REQUIREMENT: Locate each line with the string "Fresh" in the listing below and copy it.

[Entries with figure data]

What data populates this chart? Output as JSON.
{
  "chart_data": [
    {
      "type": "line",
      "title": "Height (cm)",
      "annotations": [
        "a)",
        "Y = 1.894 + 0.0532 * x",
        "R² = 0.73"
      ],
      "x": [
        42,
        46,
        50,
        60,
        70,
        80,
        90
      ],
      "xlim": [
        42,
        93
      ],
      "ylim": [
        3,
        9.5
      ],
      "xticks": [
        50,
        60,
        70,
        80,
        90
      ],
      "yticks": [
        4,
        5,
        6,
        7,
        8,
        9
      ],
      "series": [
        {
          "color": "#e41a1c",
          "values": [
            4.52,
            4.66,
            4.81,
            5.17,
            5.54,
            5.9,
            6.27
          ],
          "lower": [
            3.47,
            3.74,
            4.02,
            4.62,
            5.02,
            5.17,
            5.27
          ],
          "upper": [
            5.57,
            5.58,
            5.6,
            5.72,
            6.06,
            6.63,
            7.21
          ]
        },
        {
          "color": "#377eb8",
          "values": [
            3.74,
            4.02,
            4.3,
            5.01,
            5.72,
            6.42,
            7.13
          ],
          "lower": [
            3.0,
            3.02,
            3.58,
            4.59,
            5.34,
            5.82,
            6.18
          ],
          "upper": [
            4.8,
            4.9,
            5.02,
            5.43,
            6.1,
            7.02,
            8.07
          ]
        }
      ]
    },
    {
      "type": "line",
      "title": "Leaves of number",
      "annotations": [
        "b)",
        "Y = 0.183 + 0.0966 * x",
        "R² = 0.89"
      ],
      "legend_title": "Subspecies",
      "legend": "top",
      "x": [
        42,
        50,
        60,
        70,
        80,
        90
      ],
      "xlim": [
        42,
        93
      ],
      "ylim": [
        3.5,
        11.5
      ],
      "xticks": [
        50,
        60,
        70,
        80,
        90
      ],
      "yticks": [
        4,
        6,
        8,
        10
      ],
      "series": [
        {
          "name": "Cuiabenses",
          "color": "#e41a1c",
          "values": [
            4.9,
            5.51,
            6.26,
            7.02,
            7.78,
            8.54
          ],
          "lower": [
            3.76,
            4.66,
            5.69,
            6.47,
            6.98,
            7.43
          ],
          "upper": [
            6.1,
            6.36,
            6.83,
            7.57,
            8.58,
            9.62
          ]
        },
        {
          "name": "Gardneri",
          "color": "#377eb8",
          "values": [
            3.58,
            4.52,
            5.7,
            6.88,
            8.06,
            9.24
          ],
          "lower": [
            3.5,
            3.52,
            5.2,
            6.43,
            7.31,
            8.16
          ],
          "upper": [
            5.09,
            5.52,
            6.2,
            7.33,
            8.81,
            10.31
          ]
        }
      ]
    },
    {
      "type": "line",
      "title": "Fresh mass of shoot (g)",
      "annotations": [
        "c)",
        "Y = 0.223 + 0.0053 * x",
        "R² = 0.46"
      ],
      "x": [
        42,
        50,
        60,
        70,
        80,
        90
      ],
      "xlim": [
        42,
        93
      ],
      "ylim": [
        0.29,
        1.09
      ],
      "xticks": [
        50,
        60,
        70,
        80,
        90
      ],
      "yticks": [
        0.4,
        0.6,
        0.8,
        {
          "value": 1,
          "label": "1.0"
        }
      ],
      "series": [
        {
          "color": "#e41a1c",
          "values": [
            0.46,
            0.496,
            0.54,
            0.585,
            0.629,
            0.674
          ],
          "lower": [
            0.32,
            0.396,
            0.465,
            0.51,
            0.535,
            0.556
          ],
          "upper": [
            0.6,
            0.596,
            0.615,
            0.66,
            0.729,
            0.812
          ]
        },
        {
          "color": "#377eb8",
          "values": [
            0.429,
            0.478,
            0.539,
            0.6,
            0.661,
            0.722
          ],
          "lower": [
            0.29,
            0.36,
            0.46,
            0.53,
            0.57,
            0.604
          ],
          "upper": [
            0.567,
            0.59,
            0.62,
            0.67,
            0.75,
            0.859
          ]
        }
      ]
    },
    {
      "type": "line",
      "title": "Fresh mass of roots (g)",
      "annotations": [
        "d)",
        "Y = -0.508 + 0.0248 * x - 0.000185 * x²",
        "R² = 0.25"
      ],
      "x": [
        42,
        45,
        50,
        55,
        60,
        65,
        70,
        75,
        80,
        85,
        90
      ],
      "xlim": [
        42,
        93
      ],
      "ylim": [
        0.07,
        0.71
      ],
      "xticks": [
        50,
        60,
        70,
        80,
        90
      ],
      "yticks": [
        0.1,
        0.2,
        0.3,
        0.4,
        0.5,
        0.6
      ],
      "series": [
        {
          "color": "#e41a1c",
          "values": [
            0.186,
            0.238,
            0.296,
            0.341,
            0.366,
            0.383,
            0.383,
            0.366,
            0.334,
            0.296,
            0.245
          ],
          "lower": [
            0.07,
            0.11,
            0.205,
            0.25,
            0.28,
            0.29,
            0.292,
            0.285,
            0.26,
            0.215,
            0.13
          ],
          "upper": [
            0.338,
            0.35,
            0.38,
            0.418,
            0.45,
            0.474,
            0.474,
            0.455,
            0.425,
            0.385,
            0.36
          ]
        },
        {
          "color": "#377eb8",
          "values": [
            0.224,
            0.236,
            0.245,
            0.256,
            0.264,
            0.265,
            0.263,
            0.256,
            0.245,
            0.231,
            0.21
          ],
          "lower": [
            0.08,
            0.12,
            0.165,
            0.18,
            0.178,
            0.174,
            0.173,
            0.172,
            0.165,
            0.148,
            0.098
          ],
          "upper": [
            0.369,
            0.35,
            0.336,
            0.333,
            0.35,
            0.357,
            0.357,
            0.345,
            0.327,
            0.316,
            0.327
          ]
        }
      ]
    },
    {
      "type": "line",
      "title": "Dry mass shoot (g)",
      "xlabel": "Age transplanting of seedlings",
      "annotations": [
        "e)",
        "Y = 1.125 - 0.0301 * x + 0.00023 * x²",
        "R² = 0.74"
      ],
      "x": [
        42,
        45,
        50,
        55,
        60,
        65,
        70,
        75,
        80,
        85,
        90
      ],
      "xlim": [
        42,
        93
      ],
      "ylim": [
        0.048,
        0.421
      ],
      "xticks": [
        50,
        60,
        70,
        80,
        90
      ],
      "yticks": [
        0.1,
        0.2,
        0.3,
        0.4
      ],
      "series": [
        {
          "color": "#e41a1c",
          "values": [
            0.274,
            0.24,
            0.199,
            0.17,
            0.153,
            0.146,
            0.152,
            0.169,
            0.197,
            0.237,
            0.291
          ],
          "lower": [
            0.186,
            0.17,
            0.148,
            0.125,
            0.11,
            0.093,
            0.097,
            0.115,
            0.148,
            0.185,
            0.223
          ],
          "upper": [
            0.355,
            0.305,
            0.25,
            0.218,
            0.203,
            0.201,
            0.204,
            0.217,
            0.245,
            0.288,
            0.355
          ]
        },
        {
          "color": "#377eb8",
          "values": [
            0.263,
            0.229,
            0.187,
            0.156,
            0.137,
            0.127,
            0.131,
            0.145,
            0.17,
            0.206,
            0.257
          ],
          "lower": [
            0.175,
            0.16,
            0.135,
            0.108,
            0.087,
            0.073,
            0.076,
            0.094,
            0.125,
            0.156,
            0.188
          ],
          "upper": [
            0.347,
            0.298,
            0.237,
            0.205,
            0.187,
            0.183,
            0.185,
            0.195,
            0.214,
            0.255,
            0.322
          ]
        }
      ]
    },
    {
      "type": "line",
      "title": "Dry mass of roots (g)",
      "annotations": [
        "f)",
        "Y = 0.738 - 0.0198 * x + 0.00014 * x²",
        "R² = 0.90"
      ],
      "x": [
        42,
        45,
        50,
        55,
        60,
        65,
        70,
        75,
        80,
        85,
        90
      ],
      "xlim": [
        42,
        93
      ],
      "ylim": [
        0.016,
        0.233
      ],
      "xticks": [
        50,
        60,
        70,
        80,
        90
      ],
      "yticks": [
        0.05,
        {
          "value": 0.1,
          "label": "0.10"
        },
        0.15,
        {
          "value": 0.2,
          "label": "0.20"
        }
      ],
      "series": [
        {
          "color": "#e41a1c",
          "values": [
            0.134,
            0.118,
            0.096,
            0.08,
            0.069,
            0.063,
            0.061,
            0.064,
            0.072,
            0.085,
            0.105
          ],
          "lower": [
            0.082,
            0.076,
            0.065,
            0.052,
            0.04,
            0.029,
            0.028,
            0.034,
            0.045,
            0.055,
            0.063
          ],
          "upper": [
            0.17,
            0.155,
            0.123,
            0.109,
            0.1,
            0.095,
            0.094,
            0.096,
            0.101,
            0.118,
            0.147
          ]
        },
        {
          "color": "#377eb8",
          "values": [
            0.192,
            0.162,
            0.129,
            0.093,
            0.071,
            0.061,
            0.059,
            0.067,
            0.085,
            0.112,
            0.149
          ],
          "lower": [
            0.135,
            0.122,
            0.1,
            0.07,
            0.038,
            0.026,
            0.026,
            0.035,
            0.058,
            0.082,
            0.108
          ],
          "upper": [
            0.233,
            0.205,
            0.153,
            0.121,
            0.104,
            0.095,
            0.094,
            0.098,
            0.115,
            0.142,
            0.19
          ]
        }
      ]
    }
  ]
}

RESPONSE:
      "title": "Fresh mass of shoot (g)",
      "title": "Fresh mass of roots (g)",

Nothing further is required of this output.